• _EXERCISE AIM_
All lines in the data bearing the string "functionality" should be identified and copied.

====== SUPPLIED ENTRIES

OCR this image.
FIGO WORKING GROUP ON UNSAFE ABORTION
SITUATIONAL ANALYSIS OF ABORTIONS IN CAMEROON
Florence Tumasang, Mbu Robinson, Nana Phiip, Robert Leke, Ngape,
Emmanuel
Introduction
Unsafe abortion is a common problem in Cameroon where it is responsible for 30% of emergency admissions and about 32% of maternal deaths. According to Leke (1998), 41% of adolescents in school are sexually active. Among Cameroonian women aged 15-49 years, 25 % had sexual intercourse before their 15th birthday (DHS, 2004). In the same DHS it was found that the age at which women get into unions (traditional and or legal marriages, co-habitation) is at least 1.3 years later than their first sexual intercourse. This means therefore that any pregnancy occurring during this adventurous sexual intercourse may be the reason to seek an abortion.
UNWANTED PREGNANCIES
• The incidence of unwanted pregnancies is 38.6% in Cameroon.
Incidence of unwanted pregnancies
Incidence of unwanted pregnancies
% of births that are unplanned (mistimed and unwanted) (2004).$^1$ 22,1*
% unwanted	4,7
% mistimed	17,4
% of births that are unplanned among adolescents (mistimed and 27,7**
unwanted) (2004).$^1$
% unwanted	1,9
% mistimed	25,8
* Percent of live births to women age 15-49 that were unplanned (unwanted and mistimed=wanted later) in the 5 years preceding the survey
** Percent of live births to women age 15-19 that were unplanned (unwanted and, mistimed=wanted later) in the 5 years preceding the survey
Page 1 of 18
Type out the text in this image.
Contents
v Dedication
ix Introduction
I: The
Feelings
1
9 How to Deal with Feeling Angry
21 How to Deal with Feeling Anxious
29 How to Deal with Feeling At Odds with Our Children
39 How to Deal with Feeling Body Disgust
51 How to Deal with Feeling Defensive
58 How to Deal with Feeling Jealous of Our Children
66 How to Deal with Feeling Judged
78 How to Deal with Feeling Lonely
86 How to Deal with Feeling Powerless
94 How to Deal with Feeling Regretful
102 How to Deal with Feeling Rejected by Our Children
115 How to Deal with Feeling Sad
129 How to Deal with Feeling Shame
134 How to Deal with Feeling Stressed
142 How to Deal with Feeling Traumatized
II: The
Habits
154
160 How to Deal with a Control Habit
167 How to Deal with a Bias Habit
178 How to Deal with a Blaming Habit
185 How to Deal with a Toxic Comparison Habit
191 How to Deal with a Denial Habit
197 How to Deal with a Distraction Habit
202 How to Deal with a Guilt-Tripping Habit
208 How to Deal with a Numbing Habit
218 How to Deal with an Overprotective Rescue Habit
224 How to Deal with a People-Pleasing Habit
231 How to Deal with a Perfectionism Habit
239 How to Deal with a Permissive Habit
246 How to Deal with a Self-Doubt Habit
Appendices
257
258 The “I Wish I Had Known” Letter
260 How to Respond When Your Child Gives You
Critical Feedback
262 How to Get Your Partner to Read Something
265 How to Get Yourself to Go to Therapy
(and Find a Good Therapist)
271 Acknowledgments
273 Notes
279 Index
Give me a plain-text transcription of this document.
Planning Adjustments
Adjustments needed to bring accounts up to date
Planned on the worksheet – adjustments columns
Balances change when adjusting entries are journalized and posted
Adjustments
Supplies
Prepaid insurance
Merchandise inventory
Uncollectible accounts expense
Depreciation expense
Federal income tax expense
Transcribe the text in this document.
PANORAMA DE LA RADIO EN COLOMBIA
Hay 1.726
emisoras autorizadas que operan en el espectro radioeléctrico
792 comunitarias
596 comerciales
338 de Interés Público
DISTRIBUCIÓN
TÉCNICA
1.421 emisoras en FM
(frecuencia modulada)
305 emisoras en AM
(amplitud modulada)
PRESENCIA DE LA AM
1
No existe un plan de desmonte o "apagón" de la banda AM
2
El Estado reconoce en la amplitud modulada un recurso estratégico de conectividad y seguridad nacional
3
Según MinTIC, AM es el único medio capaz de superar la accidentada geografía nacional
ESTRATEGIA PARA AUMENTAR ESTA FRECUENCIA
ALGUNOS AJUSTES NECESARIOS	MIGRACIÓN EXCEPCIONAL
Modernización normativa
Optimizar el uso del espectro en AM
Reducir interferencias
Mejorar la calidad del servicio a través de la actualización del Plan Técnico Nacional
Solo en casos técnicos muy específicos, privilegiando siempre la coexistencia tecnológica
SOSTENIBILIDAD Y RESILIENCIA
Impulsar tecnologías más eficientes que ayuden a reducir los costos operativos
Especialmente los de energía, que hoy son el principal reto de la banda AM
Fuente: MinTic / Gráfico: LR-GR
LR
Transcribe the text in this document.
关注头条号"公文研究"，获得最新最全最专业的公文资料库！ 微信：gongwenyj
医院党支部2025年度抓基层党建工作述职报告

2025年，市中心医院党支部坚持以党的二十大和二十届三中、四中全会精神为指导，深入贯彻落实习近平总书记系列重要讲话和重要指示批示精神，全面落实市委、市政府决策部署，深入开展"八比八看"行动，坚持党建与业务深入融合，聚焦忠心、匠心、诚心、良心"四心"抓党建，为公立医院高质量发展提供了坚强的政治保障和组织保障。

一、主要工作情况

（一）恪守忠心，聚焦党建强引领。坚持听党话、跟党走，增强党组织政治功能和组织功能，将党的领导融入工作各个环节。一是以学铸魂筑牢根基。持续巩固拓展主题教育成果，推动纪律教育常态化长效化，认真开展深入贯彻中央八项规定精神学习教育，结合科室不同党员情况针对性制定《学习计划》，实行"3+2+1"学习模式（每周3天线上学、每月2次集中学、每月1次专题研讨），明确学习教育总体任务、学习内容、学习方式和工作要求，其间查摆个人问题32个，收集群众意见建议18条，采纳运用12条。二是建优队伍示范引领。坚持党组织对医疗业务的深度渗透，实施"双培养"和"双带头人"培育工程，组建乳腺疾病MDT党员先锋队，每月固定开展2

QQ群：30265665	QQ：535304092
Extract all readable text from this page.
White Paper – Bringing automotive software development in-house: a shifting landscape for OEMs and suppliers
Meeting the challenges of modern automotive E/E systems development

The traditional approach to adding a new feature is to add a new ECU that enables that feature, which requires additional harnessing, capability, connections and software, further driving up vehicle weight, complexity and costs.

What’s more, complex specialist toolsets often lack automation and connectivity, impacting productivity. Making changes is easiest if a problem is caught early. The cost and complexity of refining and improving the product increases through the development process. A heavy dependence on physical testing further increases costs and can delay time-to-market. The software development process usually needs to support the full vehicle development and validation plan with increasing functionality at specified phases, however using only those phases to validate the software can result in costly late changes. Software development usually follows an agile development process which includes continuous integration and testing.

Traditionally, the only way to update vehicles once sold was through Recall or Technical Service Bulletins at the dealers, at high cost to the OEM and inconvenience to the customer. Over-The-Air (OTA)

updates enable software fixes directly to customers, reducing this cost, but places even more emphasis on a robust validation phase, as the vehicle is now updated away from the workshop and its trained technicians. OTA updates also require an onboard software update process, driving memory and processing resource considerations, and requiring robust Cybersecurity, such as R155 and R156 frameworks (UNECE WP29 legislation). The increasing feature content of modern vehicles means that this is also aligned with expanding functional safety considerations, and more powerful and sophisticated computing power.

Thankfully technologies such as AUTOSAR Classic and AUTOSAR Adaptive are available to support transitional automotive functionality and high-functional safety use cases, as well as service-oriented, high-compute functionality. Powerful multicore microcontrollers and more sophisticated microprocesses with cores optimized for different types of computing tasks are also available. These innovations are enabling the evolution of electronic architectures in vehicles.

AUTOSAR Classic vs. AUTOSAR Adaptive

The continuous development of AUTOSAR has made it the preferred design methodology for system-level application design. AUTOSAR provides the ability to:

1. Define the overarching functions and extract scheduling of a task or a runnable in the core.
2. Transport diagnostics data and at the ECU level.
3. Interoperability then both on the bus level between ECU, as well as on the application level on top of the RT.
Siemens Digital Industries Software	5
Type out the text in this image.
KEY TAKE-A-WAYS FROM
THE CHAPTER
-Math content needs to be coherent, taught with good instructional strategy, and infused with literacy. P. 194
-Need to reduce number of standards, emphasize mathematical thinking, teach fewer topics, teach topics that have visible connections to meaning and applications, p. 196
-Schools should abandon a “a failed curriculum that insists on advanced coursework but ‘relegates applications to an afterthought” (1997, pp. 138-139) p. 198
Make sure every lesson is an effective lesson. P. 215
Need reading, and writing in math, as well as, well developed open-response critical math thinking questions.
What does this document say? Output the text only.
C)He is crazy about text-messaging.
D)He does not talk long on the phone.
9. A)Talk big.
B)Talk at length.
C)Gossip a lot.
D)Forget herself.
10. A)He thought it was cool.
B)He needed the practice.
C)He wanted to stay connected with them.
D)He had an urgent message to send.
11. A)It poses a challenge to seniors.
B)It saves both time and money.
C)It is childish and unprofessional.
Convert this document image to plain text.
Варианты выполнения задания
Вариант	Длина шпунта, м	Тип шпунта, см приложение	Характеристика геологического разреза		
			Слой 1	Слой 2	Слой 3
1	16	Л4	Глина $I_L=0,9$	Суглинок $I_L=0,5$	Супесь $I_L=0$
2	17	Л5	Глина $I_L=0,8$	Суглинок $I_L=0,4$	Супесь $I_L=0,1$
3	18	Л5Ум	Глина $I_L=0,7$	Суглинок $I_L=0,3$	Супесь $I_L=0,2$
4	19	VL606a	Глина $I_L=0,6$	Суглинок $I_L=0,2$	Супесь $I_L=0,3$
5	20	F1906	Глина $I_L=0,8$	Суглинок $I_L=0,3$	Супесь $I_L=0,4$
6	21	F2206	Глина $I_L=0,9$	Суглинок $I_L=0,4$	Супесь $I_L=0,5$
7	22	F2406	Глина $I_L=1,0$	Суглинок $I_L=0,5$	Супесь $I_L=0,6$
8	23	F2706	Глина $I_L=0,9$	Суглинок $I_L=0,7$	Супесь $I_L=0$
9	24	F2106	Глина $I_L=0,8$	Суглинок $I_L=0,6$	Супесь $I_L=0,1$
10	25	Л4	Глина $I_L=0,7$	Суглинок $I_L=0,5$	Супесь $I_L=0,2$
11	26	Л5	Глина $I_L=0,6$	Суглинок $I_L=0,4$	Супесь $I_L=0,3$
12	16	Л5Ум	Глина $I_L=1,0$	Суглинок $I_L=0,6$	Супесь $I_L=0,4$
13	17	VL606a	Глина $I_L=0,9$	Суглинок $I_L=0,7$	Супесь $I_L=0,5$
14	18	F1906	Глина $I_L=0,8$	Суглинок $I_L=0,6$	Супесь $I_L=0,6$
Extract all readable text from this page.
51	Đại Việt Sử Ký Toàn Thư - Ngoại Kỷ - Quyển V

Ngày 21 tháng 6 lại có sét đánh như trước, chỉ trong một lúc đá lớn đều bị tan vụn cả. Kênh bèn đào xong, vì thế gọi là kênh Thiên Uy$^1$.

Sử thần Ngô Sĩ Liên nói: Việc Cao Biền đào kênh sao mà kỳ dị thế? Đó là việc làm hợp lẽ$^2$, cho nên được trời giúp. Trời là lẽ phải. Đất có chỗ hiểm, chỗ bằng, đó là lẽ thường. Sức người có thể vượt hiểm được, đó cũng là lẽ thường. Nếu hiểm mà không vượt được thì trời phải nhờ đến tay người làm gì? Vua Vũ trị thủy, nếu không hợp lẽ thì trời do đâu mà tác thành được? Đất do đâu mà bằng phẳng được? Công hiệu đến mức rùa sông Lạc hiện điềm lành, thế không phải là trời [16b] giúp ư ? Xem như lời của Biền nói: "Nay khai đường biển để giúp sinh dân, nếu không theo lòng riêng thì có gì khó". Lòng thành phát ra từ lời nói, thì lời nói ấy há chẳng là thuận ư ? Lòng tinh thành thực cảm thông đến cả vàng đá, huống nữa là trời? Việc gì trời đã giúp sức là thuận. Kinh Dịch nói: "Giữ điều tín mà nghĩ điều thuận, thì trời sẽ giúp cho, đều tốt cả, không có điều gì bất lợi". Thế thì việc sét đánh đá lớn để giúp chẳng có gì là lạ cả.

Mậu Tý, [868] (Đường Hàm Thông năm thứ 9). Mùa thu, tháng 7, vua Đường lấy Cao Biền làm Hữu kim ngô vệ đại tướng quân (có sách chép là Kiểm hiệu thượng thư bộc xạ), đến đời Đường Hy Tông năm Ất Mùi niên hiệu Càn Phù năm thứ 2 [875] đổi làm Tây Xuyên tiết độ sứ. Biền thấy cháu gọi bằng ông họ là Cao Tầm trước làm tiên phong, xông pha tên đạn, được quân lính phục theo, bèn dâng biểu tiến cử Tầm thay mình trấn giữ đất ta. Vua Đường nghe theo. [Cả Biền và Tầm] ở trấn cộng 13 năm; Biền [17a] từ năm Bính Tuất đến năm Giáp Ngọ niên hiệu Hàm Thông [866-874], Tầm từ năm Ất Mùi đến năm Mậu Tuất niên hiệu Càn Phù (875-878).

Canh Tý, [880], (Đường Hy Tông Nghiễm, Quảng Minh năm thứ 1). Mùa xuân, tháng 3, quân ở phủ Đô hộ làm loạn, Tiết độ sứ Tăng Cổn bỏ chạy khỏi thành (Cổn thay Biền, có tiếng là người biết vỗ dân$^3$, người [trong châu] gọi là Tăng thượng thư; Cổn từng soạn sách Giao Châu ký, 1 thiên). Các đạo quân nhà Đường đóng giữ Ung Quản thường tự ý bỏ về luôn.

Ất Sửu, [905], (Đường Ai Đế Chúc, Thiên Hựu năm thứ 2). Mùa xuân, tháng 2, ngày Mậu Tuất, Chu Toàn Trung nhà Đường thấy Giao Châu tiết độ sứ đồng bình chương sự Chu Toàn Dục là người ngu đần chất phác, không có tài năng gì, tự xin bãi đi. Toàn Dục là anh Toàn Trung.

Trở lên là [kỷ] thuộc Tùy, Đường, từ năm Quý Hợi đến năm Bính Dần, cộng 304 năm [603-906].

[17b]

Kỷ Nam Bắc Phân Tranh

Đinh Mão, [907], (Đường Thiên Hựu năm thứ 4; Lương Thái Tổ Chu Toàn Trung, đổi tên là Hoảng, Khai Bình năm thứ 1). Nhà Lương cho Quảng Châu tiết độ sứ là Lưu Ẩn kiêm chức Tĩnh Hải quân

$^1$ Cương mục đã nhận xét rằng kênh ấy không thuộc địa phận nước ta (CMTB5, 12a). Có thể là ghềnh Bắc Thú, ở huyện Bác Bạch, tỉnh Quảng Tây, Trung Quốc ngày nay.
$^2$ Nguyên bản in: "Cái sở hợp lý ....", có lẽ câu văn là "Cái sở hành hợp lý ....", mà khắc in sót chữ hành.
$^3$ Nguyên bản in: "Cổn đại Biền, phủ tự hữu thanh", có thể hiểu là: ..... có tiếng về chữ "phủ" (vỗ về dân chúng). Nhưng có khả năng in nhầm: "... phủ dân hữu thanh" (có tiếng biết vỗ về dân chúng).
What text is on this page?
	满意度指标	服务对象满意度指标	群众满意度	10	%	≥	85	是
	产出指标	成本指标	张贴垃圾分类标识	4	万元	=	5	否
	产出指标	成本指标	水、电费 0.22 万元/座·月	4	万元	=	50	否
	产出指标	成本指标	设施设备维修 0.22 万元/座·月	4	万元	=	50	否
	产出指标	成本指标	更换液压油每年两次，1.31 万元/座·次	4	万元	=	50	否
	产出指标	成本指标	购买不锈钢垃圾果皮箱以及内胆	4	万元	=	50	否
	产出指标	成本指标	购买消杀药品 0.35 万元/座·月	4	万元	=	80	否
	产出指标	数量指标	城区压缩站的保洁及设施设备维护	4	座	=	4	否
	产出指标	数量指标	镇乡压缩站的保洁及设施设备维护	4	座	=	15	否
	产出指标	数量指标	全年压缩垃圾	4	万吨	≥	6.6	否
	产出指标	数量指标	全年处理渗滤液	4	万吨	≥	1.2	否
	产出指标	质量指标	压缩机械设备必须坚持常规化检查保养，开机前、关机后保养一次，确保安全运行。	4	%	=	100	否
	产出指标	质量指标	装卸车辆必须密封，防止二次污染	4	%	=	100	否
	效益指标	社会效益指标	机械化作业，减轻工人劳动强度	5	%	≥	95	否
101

============

• _EXERCISE OUTPUT_
What’s more, complex specialist toolsets often lack automation and connectivity, impacting productivity. Making changes is easiest if a problem is caught early. The cost and complexity of refining and improving the product increases through the development process. A heavy dependence on physical testing further increases costs and can delay time-to-market. The software development process usually needs to support the full vehicle development and validation plan with increasing functionality at specified phases, however using only those phases to validate the software can result in costly late changes. Software development usually follows an agile development process which includes continuous integration and testing.
Thankfully technologies such as AUTOSAR Classic and AUTOSAR Adaptive are available to support transitional automotive functionality and high-functional safety use cases, as well as service-oriented, high-compute functionality. Powerful multicore microcontrollers and more sophisticated microprocesses with cores optimized for different types of computing tasks are also available. These innovations are enabling the evolution of electronic architectures in vehicles.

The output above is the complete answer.